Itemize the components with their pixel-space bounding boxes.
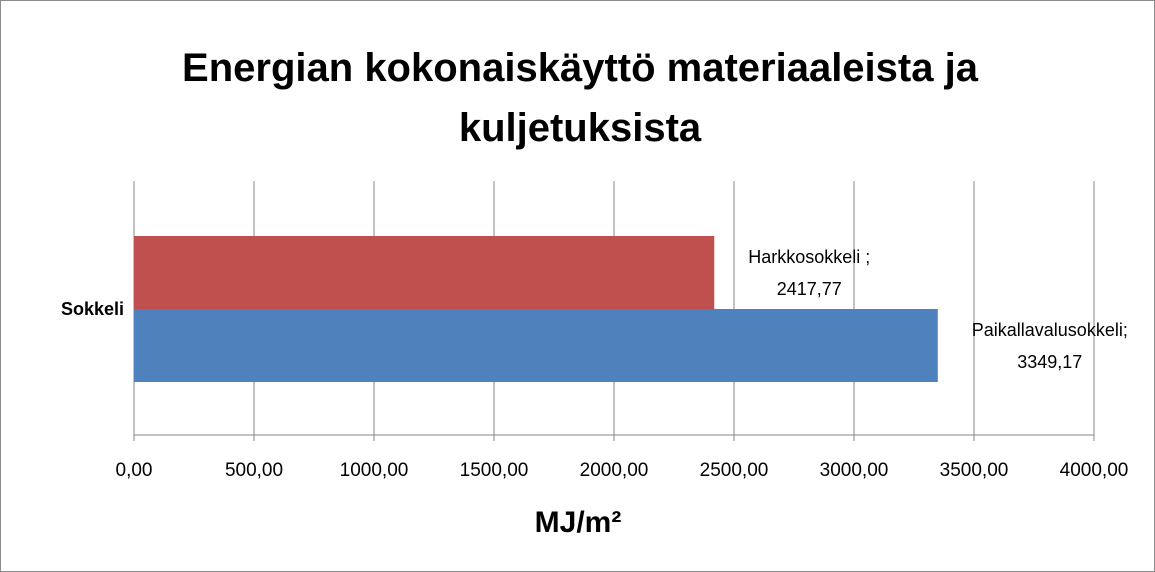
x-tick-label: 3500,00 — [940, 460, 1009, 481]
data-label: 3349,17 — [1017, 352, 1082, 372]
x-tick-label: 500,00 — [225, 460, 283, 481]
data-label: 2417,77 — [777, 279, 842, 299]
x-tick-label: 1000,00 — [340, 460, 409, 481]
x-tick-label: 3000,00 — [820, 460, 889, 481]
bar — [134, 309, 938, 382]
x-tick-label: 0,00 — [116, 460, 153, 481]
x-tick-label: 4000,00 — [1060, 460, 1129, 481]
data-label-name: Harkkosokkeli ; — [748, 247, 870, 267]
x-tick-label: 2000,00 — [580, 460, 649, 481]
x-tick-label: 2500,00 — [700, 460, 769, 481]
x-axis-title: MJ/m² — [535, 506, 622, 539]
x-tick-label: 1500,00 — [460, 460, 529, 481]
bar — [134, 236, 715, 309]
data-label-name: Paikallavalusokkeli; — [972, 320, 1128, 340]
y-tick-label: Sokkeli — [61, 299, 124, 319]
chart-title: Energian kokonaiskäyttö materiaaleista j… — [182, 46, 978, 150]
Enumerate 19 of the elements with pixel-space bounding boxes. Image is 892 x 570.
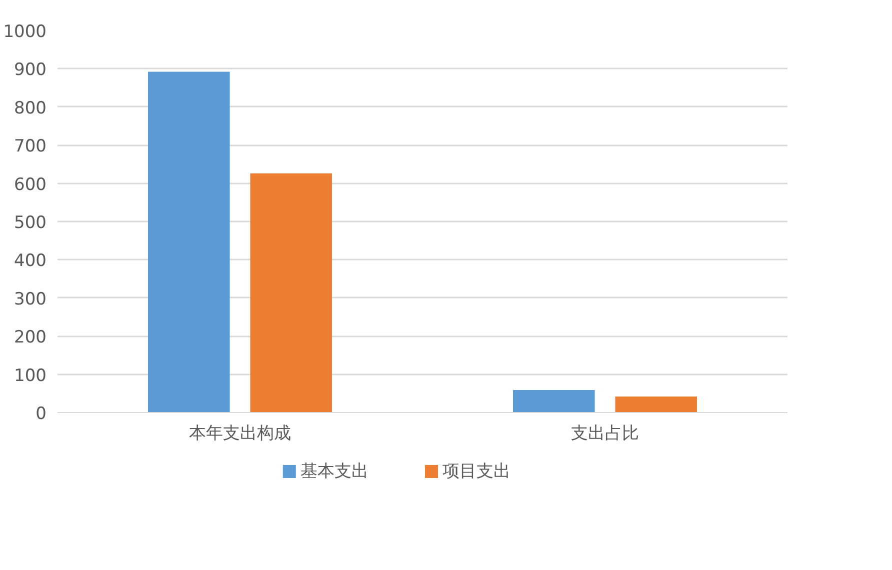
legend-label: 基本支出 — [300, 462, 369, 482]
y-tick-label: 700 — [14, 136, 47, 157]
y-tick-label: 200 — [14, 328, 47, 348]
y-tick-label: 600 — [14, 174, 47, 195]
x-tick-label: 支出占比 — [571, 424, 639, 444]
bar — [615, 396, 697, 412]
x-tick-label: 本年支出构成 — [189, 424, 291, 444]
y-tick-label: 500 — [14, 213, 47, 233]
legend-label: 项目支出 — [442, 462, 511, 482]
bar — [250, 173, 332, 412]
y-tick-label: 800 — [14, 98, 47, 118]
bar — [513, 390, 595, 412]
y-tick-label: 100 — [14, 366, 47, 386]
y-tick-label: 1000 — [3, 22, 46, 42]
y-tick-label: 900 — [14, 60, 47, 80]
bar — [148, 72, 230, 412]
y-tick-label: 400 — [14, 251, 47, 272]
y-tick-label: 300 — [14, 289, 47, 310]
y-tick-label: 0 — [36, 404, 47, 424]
============
* **Given problem**: Set out every line of the listing above as one numbered list, skipping any blank lines and leaving out the pictures.

* **Written answer**:
1. Itemize the components with their pixel-space bounding boxes.
2. x-tick-label: 3500,00 — [940, 460, 1009, 481]
3. data-label: 3349,17 — [1017, 352, 1082, 372]
4. x-tick-label: 500,00 — [225, 460, 283, 481]
5. data-label: 2417,77 — [777, 279, 842, 299]
6. x-tick-label: 1000,00 — [340, 460, 409, 481]
7. x-tick-label: 3000,00 — [820, 460, 889, 481]
8. bar — [134, 309, 938, 382]
9. x-tick-label: 0,00 — [116, 460, 153, 481]
10. x-tick-label: 4000,00 — [1060, 460, 1129, 481]
11. data-label-name: Harkkosokkeli ; — [748, 247, 870, 267]
12. x-tick-label: 2000,00 — [580, 460, 649, 481]
13. x-tick-label: 2500,00 — [700, 460, 769, 481]
14. x-axis-title: MJ/m² — [535, 506, 622, 539]
15. x-tick-label: 1500,00 — [460, 460, 529, 481]
16. bar — [134, 236, 715, 309]
17. data-label-name: Paikallavalusokkeli; — [972, 320, 1128, 340]
18. y-tick-label: Sokkeli — [61, 299, 124, 319]
19. chart-title: Energian kokonaiskäyttö materiaaleista j… — [182, 46, 978, 150]
20. Enumerate 19 of the elements with pixel-space bounding boxes. Image is 892 x 570.
21. legend-label: 基本支出 — [300, 462, 369, 482]
22. y-tick-label: 700 — [14, 136, 47, 157]
23. y-tick-label: 200 — [14, 328, 47, 348]
24. y-tick-label: 600 — [14, 174, 47, 195]
25. x-tick-label: 支出占比 — [571, 424, 639, 444]
26. bar — [615, 396, 697, 412]
27. x-tick-label: 本年支出构成 — [189, 424, 291, 444]
28. y-tick-label: 500 — [14, 213, 47, 233]
29. legend-label: 项目支出 — [442, 462, 511, 482]
30. bar — [250, 173, 332, 412]
31. y-tick-label: 800 — [14, 98, 47, 118]
32. bar — [513, 390, 595, 412]
33. y-tick-label: 100 — [14, 366, 47, 386]
34. y-tick-label: 1000 — [3, 22, 46, 42]
35. y-tick-label: 900 — [14, 60, 47, 80]
36. bar — [148, 72, 230, 412]
37. y-tick-label: 400 — [14, 251, 47, 272]
38. y-tick-label: 300 — [14, 289, 47, 310]
39. y-tick-label: 0 — [36, 404, 47, 424]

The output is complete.